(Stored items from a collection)
BEGIN

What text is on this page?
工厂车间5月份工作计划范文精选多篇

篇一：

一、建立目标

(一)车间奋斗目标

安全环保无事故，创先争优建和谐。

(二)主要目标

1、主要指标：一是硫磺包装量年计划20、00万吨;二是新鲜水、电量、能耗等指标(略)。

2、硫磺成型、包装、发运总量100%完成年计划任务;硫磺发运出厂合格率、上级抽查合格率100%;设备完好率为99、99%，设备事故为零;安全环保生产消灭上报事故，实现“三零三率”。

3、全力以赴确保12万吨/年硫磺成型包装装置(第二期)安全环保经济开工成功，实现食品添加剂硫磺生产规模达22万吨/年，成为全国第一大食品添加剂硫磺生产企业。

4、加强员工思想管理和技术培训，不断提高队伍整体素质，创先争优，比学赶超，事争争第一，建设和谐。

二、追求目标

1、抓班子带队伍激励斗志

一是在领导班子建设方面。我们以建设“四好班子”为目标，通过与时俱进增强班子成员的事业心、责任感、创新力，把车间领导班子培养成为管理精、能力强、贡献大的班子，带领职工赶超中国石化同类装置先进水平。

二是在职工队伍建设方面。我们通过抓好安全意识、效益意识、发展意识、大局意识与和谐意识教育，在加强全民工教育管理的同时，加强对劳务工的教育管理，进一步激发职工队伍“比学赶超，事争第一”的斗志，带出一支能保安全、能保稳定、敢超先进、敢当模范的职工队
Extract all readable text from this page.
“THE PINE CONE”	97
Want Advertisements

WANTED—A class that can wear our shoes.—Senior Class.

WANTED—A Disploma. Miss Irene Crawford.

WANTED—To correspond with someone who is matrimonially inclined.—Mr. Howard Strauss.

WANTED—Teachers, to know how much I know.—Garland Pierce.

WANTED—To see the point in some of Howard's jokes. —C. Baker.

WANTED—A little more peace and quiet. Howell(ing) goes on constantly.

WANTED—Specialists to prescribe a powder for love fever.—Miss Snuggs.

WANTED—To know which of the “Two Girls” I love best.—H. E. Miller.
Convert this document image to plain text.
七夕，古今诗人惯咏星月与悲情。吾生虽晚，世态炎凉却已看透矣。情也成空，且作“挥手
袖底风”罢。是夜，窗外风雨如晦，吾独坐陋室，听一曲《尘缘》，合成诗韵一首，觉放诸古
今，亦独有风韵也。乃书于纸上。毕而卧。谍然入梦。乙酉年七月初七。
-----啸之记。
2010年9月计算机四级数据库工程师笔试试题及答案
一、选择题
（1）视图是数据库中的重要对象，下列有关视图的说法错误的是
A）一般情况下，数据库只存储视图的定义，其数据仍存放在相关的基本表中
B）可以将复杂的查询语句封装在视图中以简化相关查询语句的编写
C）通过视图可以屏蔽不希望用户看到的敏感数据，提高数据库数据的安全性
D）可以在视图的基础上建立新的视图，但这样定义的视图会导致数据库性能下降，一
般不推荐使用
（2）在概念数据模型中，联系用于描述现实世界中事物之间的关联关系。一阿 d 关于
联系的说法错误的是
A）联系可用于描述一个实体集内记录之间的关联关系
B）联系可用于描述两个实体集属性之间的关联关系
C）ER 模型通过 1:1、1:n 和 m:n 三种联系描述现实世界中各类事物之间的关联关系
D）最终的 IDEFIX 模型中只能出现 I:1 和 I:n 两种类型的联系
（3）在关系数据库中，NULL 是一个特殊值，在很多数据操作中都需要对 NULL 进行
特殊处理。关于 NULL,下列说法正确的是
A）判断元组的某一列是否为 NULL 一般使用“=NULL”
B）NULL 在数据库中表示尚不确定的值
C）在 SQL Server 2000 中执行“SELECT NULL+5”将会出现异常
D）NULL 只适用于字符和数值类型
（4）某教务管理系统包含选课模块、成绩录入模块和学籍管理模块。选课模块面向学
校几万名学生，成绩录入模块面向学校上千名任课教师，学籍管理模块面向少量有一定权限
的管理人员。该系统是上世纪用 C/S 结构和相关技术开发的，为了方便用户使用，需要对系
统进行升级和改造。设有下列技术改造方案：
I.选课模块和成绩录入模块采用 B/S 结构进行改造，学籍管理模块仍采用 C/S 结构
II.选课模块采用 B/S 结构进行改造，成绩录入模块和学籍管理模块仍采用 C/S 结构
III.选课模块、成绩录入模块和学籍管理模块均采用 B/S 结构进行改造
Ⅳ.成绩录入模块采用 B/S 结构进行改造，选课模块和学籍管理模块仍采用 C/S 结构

END

Directions for this task ▸ Count every line of the records that holds the string "结构进行改造". Write only the total.

Expected output ▸ 4